◆ **Task directions**:
Compile every line that includes the word "name".

* * * * *

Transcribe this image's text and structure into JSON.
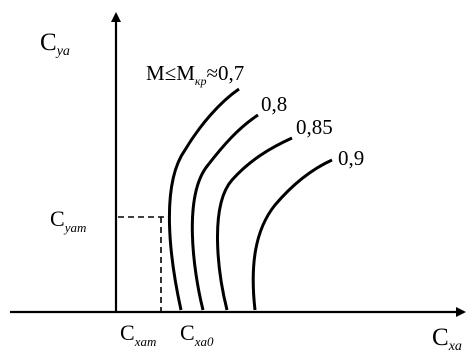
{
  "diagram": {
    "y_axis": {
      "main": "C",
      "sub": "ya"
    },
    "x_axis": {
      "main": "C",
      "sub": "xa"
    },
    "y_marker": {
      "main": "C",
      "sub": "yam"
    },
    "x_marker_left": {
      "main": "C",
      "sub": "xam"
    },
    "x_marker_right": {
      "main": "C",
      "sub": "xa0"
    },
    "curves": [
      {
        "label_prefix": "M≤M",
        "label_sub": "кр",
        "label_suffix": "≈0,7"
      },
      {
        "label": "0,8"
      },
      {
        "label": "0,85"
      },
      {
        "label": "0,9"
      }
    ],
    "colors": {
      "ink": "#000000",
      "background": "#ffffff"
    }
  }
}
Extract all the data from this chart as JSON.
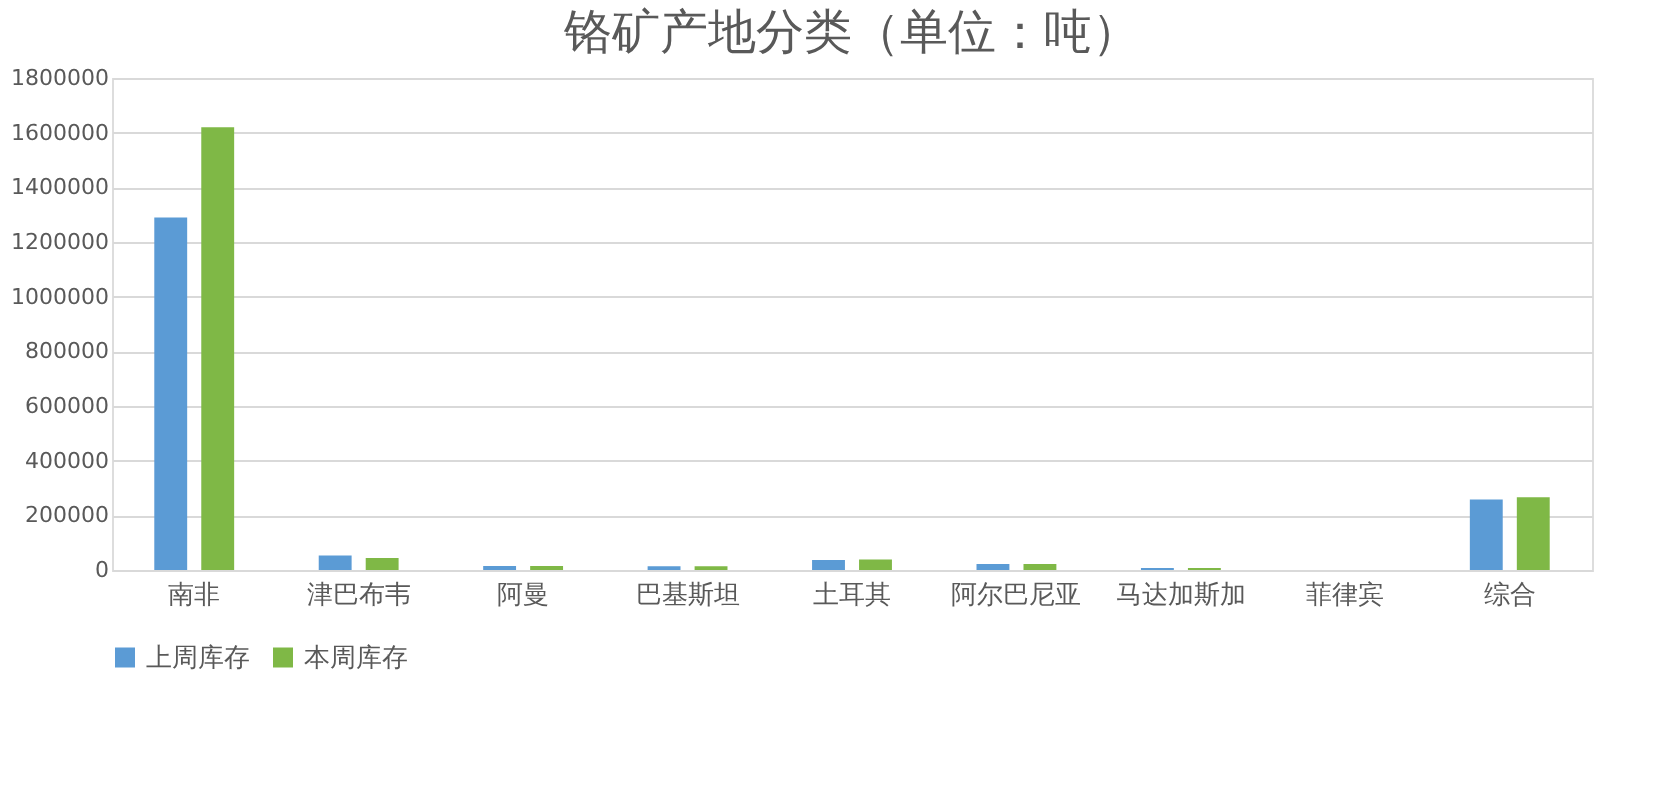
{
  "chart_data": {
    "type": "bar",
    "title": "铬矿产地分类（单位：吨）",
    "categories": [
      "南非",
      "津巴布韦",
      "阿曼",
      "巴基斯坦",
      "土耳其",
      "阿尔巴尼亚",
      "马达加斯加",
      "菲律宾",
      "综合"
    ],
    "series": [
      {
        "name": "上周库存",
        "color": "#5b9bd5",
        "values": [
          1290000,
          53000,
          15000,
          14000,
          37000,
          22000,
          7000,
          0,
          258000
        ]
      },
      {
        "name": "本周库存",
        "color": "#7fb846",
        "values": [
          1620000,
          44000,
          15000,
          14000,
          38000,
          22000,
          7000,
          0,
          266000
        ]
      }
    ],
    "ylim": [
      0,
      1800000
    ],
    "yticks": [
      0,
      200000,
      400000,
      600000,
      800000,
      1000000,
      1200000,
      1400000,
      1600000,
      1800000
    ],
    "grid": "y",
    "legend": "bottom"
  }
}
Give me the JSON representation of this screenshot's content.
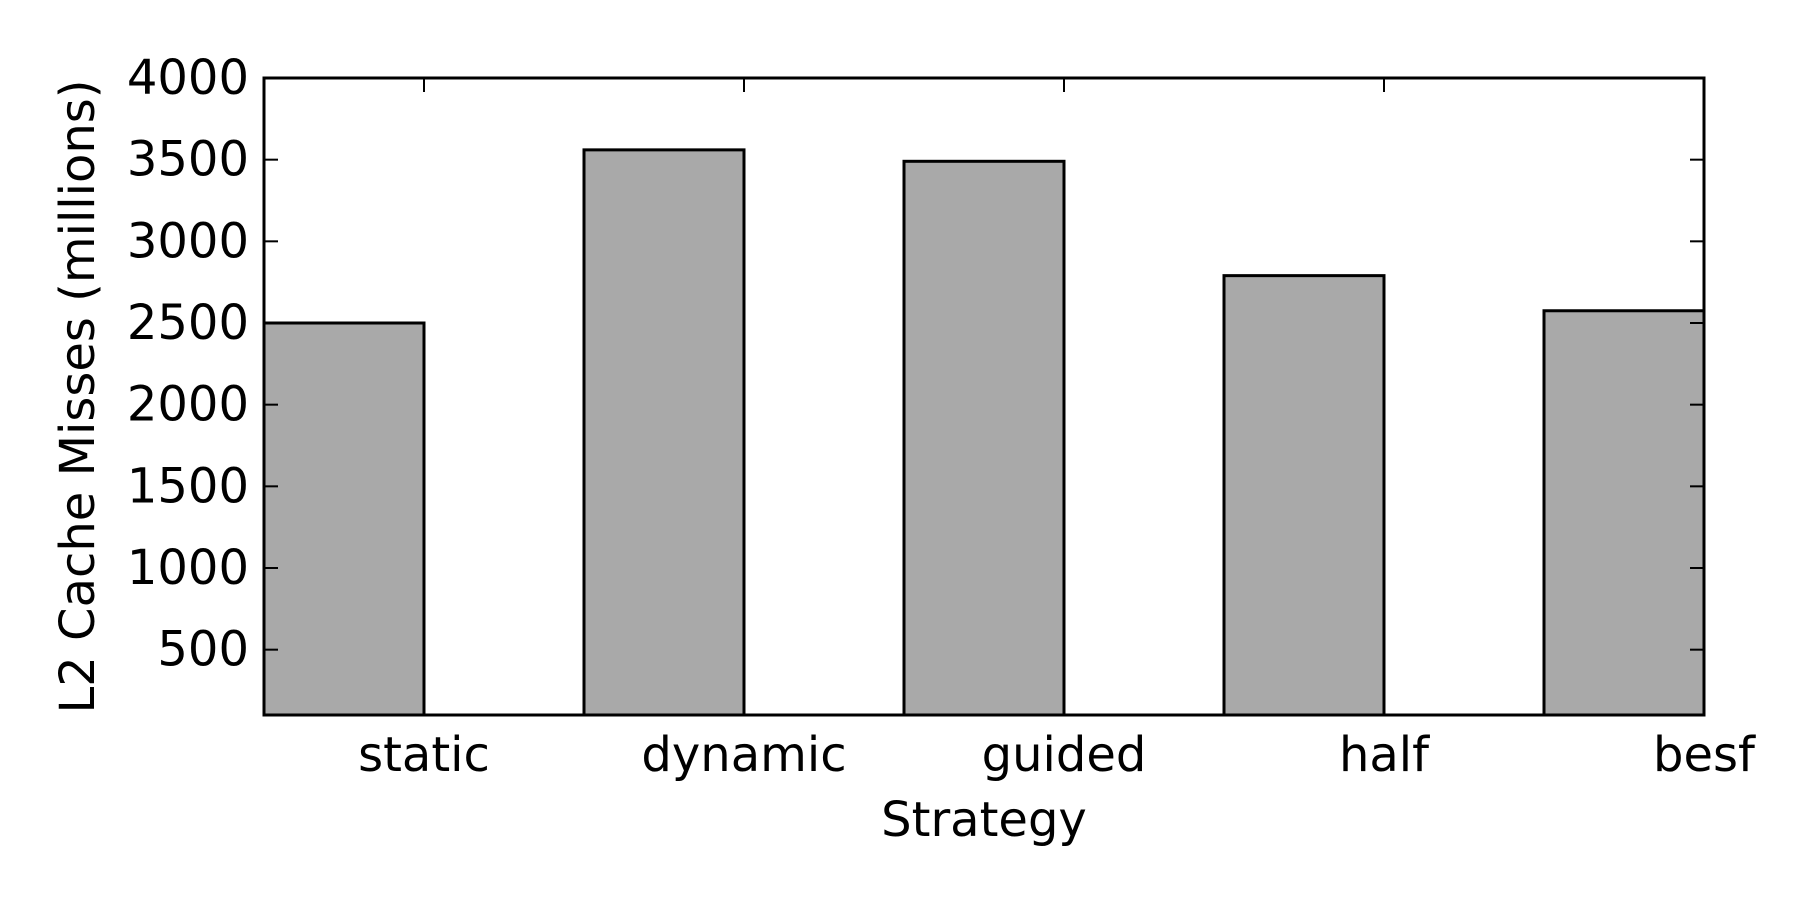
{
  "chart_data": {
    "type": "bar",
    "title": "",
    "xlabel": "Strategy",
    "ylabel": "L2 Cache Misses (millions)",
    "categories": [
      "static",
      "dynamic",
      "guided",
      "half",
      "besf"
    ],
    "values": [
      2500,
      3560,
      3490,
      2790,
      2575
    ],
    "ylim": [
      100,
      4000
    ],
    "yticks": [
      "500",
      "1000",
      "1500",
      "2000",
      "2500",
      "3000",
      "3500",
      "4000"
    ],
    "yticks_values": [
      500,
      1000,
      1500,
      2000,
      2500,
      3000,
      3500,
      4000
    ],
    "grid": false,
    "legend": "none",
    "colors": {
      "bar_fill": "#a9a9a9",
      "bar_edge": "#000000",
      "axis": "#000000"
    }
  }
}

* * * * *

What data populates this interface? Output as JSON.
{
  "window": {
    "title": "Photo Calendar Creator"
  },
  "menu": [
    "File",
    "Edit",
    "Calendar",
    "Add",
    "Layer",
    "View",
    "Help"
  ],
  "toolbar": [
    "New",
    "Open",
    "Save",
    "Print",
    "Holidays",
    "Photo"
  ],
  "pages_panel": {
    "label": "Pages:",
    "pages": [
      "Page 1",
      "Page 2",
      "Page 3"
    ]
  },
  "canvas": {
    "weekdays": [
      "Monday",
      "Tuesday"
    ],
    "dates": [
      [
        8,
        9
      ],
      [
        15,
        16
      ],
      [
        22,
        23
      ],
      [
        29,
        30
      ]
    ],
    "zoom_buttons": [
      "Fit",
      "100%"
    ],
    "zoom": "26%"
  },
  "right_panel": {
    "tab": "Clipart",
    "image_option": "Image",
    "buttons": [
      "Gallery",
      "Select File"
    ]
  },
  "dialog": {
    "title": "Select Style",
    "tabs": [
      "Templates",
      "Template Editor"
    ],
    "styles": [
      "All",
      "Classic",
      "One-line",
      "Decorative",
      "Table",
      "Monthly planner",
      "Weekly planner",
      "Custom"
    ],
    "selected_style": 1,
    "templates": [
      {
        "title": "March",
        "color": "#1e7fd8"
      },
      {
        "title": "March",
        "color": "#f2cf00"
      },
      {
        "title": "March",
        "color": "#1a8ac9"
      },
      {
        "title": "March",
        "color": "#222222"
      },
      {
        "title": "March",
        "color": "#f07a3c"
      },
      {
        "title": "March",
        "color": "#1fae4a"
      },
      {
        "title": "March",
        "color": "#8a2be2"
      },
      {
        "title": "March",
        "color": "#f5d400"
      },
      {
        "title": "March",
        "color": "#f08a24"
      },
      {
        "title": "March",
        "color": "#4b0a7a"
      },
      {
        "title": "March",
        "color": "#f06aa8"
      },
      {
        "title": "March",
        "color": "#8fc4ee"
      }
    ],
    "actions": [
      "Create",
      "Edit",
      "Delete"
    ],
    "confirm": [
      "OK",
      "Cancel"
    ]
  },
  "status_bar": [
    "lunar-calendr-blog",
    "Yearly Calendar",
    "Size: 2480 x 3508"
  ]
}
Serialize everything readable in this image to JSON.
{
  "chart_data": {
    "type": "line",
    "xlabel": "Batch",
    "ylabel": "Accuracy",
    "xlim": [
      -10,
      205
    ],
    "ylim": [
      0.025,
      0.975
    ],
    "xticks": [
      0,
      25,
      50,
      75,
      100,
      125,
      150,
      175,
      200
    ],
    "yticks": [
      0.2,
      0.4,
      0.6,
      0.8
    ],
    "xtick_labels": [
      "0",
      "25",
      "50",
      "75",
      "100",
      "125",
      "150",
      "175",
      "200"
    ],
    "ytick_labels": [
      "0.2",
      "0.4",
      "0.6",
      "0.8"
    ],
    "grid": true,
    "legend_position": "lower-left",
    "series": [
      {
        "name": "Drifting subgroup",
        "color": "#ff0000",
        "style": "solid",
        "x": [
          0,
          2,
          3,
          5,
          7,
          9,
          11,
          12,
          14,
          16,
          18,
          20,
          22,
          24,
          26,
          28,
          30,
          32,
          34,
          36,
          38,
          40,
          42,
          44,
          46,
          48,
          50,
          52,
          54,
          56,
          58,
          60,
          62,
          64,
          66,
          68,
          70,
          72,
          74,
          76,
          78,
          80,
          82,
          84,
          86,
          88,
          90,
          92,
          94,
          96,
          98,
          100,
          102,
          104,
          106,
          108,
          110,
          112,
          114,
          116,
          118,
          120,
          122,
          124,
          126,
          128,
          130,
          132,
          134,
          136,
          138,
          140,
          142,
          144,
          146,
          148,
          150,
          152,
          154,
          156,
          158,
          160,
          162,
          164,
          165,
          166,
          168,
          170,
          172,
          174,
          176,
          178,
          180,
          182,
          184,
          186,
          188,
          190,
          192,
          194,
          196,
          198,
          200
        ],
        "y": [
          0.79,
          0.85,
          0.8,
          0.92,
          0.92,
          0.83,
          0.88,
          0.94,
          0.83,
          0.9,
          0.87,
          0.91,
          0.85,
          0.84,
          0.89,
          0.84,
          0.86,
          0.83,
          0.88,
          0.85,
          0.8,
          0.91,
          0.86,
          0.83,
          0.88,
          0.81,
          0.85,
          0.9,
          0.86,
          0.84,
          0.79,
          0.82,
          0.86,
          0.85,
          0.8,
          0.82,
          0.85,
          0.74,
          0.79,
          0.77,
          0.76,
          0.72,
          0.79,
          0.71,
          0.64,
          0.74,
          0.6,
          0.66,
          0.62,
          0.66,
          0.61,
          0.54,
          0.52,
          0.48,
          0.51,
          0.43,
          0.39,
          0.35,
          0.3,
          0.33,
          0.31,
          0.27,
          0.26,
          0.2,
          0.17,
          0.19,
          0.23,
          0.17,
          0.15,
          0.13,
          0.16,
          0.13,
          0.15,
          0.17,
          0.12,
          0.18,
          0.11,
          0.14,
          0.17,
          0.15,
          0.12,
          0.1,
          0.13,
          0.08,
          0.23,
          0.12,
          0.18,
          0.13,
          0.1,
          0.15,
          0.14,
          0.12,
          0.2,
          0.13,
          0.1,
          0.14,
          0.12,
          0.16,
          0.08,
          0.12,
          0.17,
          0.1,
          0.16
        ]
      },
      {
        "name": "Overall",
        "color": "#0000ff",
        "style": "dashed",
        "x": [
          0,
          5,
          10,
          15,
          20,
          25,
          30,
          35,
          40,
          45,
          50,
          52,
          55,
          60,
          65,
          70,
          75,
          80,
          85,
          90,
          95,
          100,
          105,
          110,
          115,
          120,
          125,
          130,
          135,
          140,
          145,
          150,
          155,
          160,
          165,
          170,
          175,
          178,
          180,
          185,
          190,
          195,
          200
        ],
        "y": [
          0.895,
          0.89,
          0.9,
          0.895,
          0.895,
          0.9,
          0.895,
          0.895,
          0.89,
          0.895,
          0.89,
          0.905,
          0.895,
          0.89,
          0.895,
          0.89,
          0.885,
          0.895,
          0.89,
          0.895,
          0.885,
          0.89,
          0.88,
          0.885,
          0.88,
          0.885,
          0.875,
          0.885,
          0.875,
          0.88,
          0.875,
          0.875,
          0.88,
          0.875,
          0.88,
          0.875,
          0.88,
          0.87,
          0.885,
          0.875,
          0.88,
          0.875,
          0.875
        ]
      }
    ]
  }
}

* * * * *

◆ **Task output**:
        "name": "上周库存",
        "name": "本周库存",
        "name": "Drifting subgroup",
        "name": "Overall",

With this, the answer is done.